Problem requirements: With the images removed, reproduce each entry below word for word.

Data for the task:
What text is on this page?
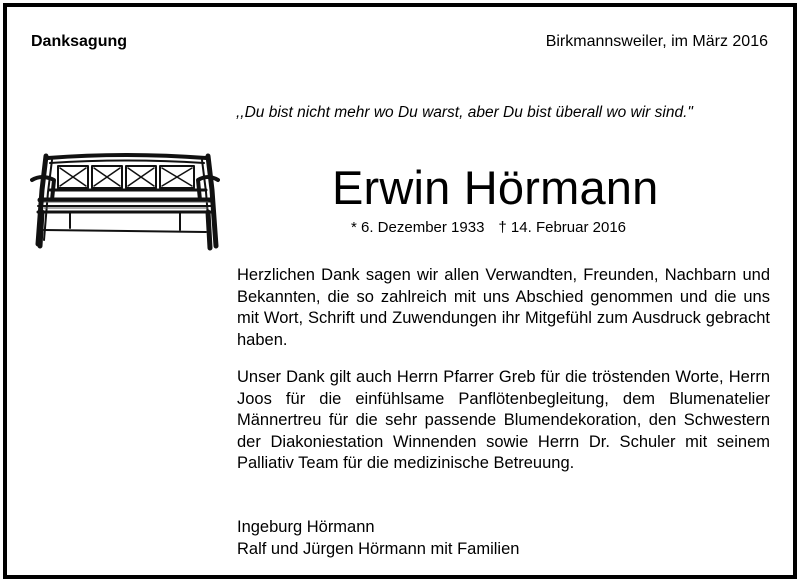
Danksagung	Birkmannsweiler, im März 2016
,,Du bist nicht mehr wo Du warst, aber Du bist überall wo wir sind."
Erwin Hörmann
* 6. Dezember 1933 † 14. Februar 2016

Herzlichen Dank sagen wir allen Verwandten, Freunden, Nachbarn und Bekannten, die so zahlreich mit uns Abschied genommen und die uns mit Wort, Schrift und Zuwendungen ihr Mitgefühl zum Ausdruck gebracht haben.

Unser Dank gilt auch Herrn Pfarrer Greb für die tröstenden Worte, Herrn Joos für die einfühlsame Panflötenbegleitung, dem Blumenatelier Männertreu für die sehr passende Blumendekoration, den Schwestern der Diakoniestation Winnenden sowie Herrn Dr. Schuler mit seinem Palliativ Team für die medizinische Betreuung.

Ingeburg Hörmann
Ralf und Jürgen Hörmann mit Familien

Solution to the exercise:
What text is on this page?
Danksagung	Birkmannsweiler, im März 2016
,,Du bist nicht mehr wo Du warst, aber Du bist überall wo wir sind."
Erwin Hörmann
* 6. Dezember 1933 † 14. Februar 2016

Herzlichen Dank sagen wir allen Verwandten, Freunden, Nachbarn und Bekannten, die so zahlreich mit uns Abschied genommen und die uns mit Wort, Schrift und Zuwendungen ihr Mitgefühl zum Ausdruck gebracht haben.

Unser Dank gilt auch Herrn Pfarrer Greb für die tröstenden Worte, Herrn Joos für die einfühlsame Panflötenbegleitung, dem Blumenatelier Männertreu für die sehr passende Blumendekoration, den Schwestern der Diakoniestation Winnenden sowie Herrn Dr. Schuler mit seinem Palliativ Team für die medizinische Betreuung.

Ingeburg Hörmann
Ralf und Jürgen Hörmann mit Familien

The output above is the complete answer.